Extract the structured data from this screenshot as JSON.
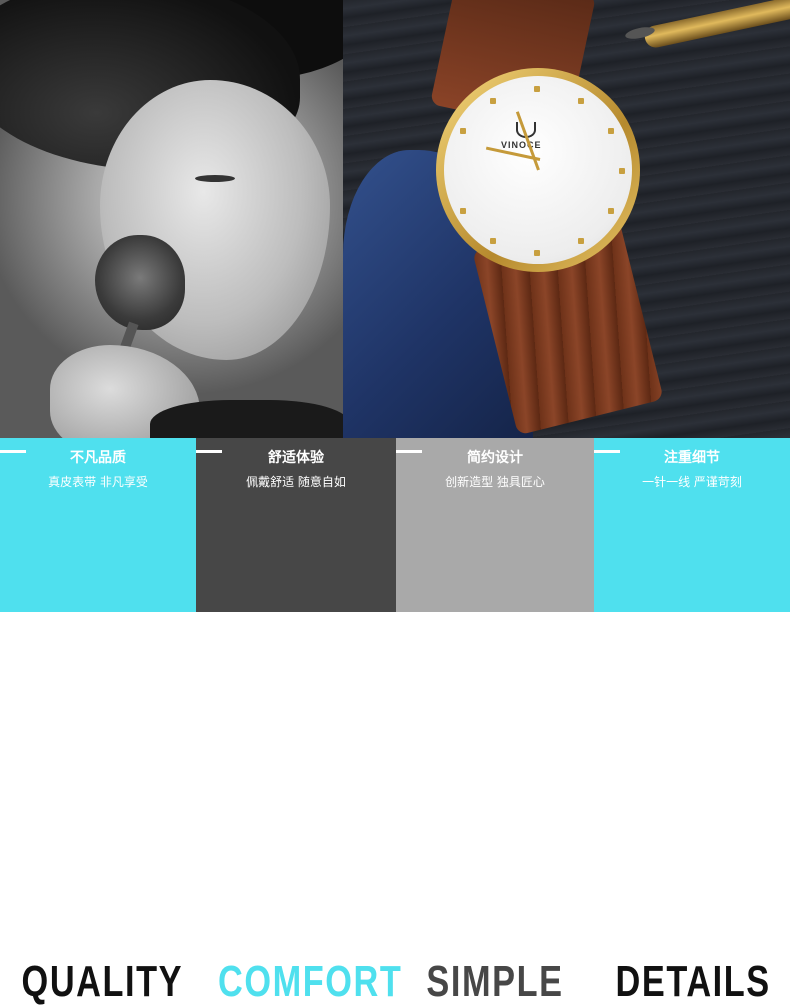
{
  "colors": {
    "cyan": "#4fe0ee",
    "dark_gray": "#474747",
    "light_gray": "#a9a9a9",
    "cyan_text_dark": "#111111"
  },
  "photos": {
    "watch_brand": "VINOCE"
  },
  "features": [
    {
      "title": "QUALITY",
      "line1": "不凡品质",
      "line2": "真皮表带 非凡享受"
    },
    {
      "title": "COMFORT",
      "line1": "舒适体验",
      "line2": "佩戴舒适 随意自如"
    },
    {
      "title": "SIMPLE",
      "line1": "简约设计",
      "line2": "创新造型 独具匠心"
    },
    {
      "title": "DETAILS",
      "line1": "注重细节",
      "line2": "一针一线 严谨苛刻"
    }
  ]
}
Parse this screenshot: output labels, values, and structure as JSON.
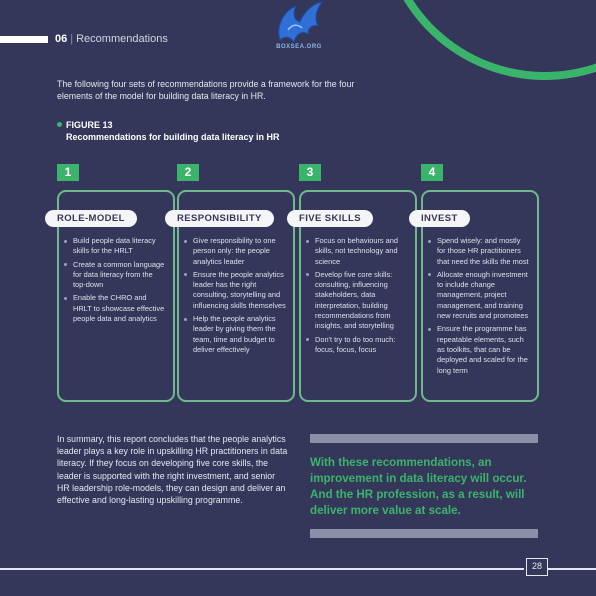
{
  "header": {
    "section_number": "06",
    "section_title": "Recommendations"
  },
  "logo": {
    "text": "BOXSEA.ORG"
  },
  "intro": "The following four sets of recommendations provide a framework for the four elements of the model for building data literacy in HR.",
  "figure": {
    "label": "FIGURE 13",
    "title": "Recommendations for building data literacy in HR"
  },
  "columns": [
    {
      "number": "1",
      "heading": "ROLE-MODEL",
      "items": [
        "Build people data literacy skills for the HRLT",
        "Create a common language for data literacy from the top-down",
        "Enable the CHRO and HRLT to showcase effective people data and analytics"
      ]
    },
    {
      "number": "2",
      "heading": "RESPONSIBILITY",
      "items": [
        "Give responsibility to one person only: the people analytics leader",
        "Ensure the people analytics leader has the right consulting, storytelling and influencing skills themselves",
        "Help the people analytics leader by giving them the team, time and budget to deliver effectively"
      ]
    },
    {
      "number": "3",
      "heading": "FIVE SKILLS",
      "items": [
        "Focus on behaviours and skills, not technology and science",
        "Develop five core skills: consulting, influencing stakeholders, data interpretation, building recommendations from insights, and storytelling",
        "Don't try to do too much: focus, focus, focus"
      ]
    },
    {
      "number": "4",
      "heading": "INVEST",
      "items": [
        "Spend wisely: and mostly for those HR practitioners that need the skills the most",
        "Allocate enough investment to include change management, project management, and training new recruits and promotees",
        "Ensure the programme has repeatable elements, such as toolkits, that can be deployed and scaled for the long term"
      ]
    }
  ],
  "summary": "In summary, this report concludes that the people analytics leader plays a key role in upskilling HR practitioners in data literacy. If they focus on developing five core skills, the leader is supported with the right investment, and senior HR leadership role-models, they can design and deliver an effective and long-lasting upskilling programme.",
  "quote": "With these recommendations, an improvement in data literacy will occur. And the HR profession, as a result, will deliver more value at scale.",
  "page_number": "28",
  "colors": {
    "background": "#34375a",
    "accent": "#3bb46b",
    "card_border": "#6fb98a"
  }
}
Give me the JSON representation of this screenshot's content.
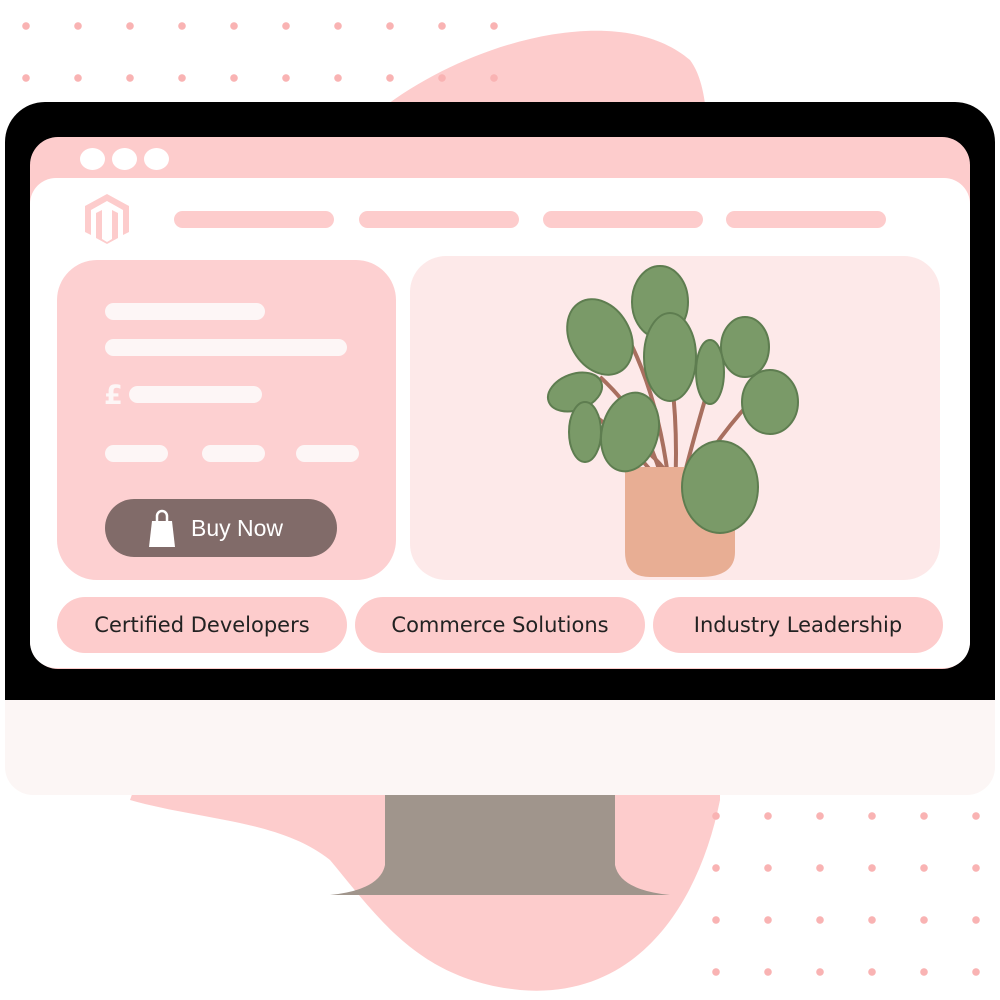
{
  "colors": {
    "accent": "#fdcccc",
    "button": "#816b69",
    "frame": "#000000",
    "leaf": "#7a9a68",
    "pot": "#e8ae94"
  },
  "product_card": {
    "currency_symbol": "£",
    "buy_label": "Buy Now",
    "buy_icon": "shopping-bag-icon"
  },
  "features": [
    {
      "label": "Certified Developers"
    },
    {
      "label": "Commerce Solutions"
    },
    {
      "label": "Industry Leadership"
    }
  ],
  "logo": "magento-logo"
}
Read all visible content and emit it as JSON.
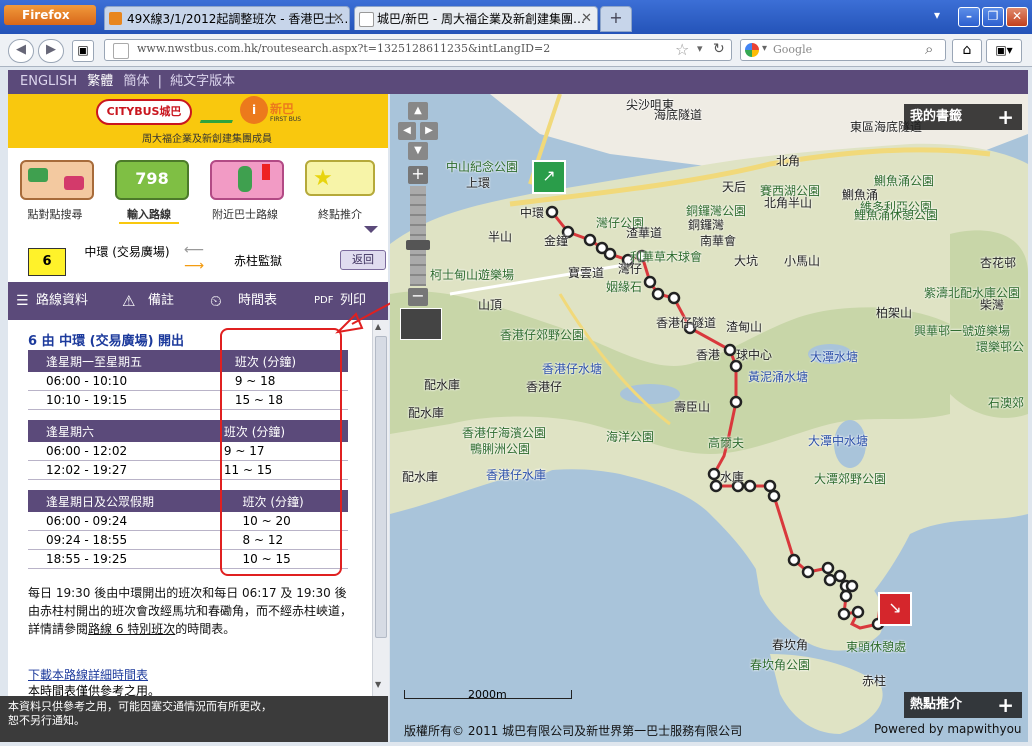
{
  "browser": {
    "app_button": "Firefox",
    "tabs": [
      {
        "title": "49X線3/1/2012起調整班次 - 香港巴士…",
        "active": false
      },
      {
        "title": "城巴/新巴 - 周大福企業及新創建集團…",
        "active": true
      }
    ],
    "new_tab": "+",
    "url": "www.nwstbus.com.hk/routesearch.aspx?t=1325128611235&intLangID=2",
    "search_engine": "Google",
    "search_placeholder": "Google"
  },
  "langbar": {
    "english": "ENGLISH",
    "traditional": "繁體",
    "simplified": "簡体",
    "sep": "|",
    "text_only": "純文字版本"
  },
  "header": {
    "citybus": "CITYBUS城巴",
    "firstbus": "新巴",
    "firstbus_en": "FIRST BUS",
    "tagline": "周大福企業及新創建集團成員"
  },
  "nav_icons": [
    {
      "label": "點對點搜尋"
    },
    {
      "label": "輸入路線"
    },
    {
      "label": "附近巴士路線"
    },
    {
      "label": "終點推介"
    }
  ],
  "route": {
    "number": "6",
    "from": "中環 (交易廣場)",
    "to": "赤柱監獄",
    "back": "返回"
  },
  "subtabs": {
    "info": "路線資料",
    "notes": "備註",
    "timetable": "時間表",
    "print": "列印"
  },
  "schedule": {
    "heading": "6 由 中環 (交易廣場) 開出",
    "freq_header": "班次 (分鐘)",
    "groups": [
      {
        "label": "逢星期一至星期五",
        "rows": [
          [
            "06:00 - 10:10",
            "9 ~ 18"
          ],
          [
            "10:10 - 19:15",
            "15 ~ 18"
          ]
        ]
      },
      {
        "label": "逢星期六",
        "rows": [
          [
            "06:00 - 12:02",
            "9 ~ 17"
          ],
          [
            "12:02 - 19:27",
            "11 ~ 15"
          ]
        ]
      },
      {
        "label": "逢星期日及公眾假期",
        "rows": [
          [
            "06:00 - 09:24",
            "10 ~ 20"
          ],
          [
            "09:24 - 18:55",
            "8 ~ 12"
          ],
          [
            "18:55 - 19:25",
            "10 ~ 15"
          ]
        ]
      }
    ],
    "note_pre": "每日 19:30 後由中環開出的班次和每日 06:17 及 19:30 後由赤柱村開出的班次會改經馬坑和春磡角，而不經赤柱峽道，詳情請參閱",
    "note_link": "路線 6 特別班次",
    "note_post": "的時間表。",
    "download_link": "下載本路線詳細時間表",
    "download_note": "本時間表僅供參考之用。"
  },
  "footer": {
    "line1": "本資料只供參考之用，可能因塞交通情況而有所更改，",
    "line2": "恕不另行通知。"
  },
  "map": {
    "bookmarks": "我的書籤",
    "recommend": "熱點推介",
    "scale": "2000m",
    "copyright": "版權所有© 2011 城巴有限公司及新世界第一巴士服務有限公司",
    "powered": "Powered by mapwithyou",
    "labels": [
      {
        "text": "尖沙咀東",
        "cls": ""
      },
      {
        "text": "海底隧道",
        "cls": ""
      },
      {
        "text": "東區海底隧道",
        "cls": ""
      },
      {
        "text": "北角",
        "cls": ""
      },
      {
        "text": "中山紀念公園",
        "cls": "green"
      },
      {
        "text": "上環",
        "cls": ""
      },
      {
        "text": "天后",
        "cls": ""
      },
      {
        "text": "賽西湖公園",
        "cls": "green"
      },
      {
        "text": "鰂魚涌",
        "cls": ""
      },
      {
        "text": "鰂魚涌公園",
        "cls": "green"
      },
      {
        "text": "北角半山",
        "cls": ""
      },
      {
        "text": "中環",
        "cls": ""
      },
      {
        "text": "維多利亞公園",
        "cls": "green"
      },
      {
        "text": "銅鑼灣公園",
        "cls": "green"
      },
      {
        "text": "鯉魚涌休憩公園",
        "cls": "green"
      },
      {
        "text": "半山",
        "cls": ""
      },
      {
        "text": "金鐘",
        "cls": ""
      },
      {
        "text": "灣仔公園",
        "cls": "green"
      },
      {
        "text": "銅鑼灣",
        "cls": ""
      },
      {
        "text": "南華會",
        "cls": ""
      },
      {
        "text": "渣華道",
        "cls": ""
      },
      {
        "text": "利華草木球會",
        "cls": "green"
      },
      {
        "text": "灣仔",
        "cls": ""
      },
      {
        "text": "寶雲道",
        "cls": ""
      },
      {
        "text": "大坑",
        "cls": ""
      },
      {
        "text": "小馬山",
        "cls": ""
      },
      {
        "text": "柏架山",
        "cls": ""
      },
      {
        "text": "杏花邨",
        "cls": ""
      },
      {
        "text": "柯士甸山遊樂場",
        "cls": "green"
      },
      {
        "text": "姻緣石",
        "cls": "green"
      },
      {
        "text": "紫濤北配水庫公園",
        "cls": "green"
      },
      {
        "text": "柴灣",
        "cls": ""
      },
      {
        "text": "山頂",
        "cls": ""
      },
      {
        "text": "香港仔隧道",
        "cls": ""
      },
      {
        "text": "渣甸山",
        "cls": ""
      },
      {
        "text": "興華邨一號遊樂場",
        "cls": "green"
      },
      {
        "text": "香港仔郊野公園",
        "cls": "green"
      },
      {
        "text": "香港",
        "cls": ""
      },
      {
        "text": "球中心",
        "cls": ""
      },
      {
        "text": "大潭水塘",
        "cls": "blue"
      },
      {
        "text": "環樂邨公",
        "cls": "green"
      },
      {
        "text": "配水庫",
        "cls": ""
      },
      {
        "text": "香港仔水塘",
        "cls": "blue"
      },
      {
        "text": "香港仔",
        "cls": ""
      },
      {
        "text": "黃泥涌水塘",
        "cls": "blue"
      },
      {
        "text": "石澳郊",
        "cls": "green"
      },
      {
        "text": "壽臣山",
        "cls": ""
      },
      {
        "text": "配水庫",
        "cls": ""
      },
      {
        "text": "香港仔海濱公園",
        "cls": "green"
      },
      {
        "text": "海洋公園",
        "cls": "green"
      },
      {
        "text": "高爾夫",
        "cls": "green"
      },
      {
        "text": "大潭中水塘",
        "cls": "blue"
      },
      {
        "text": "鴨脷洲公園",
        "cls": "green"
      },
      {
        "text": "水庫",
        "cls": ""
      },
      {
        "text": "大潭郊野公園",
        "cls": "green"
      },
      {
        "text": "配水庫",
        "cls": ""
      },
      {
        "text": "香港仔水庫",
        "cls": "blue"
      },
      {
        "text": "春坎角",
        "cls": ""
      },
      {
        "text": "春坎角公園",
        "cls": "green"
      },
      {
        "text": "東頭休憩處",
        "cls": "green"
      },
      {
        "text": "赤柱",
        "cls": ""
      }
    ]
  }
}
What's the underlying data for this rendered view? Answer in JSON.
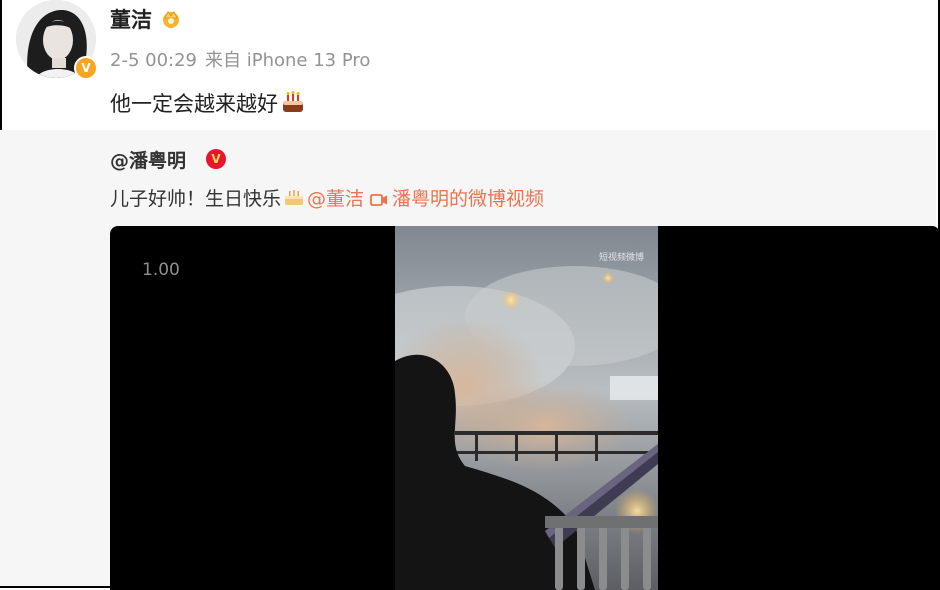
{
  "post": {
    "author": "董洁",
    "date": "2-5 00:29",
    "source": "来自 iPhone 13 Pro",
    "text": "他一定会越来越好",
    "text_emoji": "cake-emoji-icon"
  },
  "repost": {
    "original_author": "@潘粤明",
    "text": "儿子好帅！生日快乐",
    "mention": "@董洁",
    "video_link": "潘粤明的微博视频"
  },
  "video": {
    "speed": "1.00",
    "watermark": "短视频微博"
  },
  "colors": {
    "link": "#eb7350",
    "meta": "#939393",
    "repost_bg": "#f6f6f6",
    "badge_gold": "#f5a623",
    "badge_red": "#e6162d"
  }
}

--

Copy out every line that includes the word "consulting".

- _Solution to this task_:
        "Ensure the people analytics leader has the right consulting, storytelling and influencing skills themselves",
        "Develop five core skills: consulting, influencing stakeholders, data interpretation, building recommendations from insights, and storytelling",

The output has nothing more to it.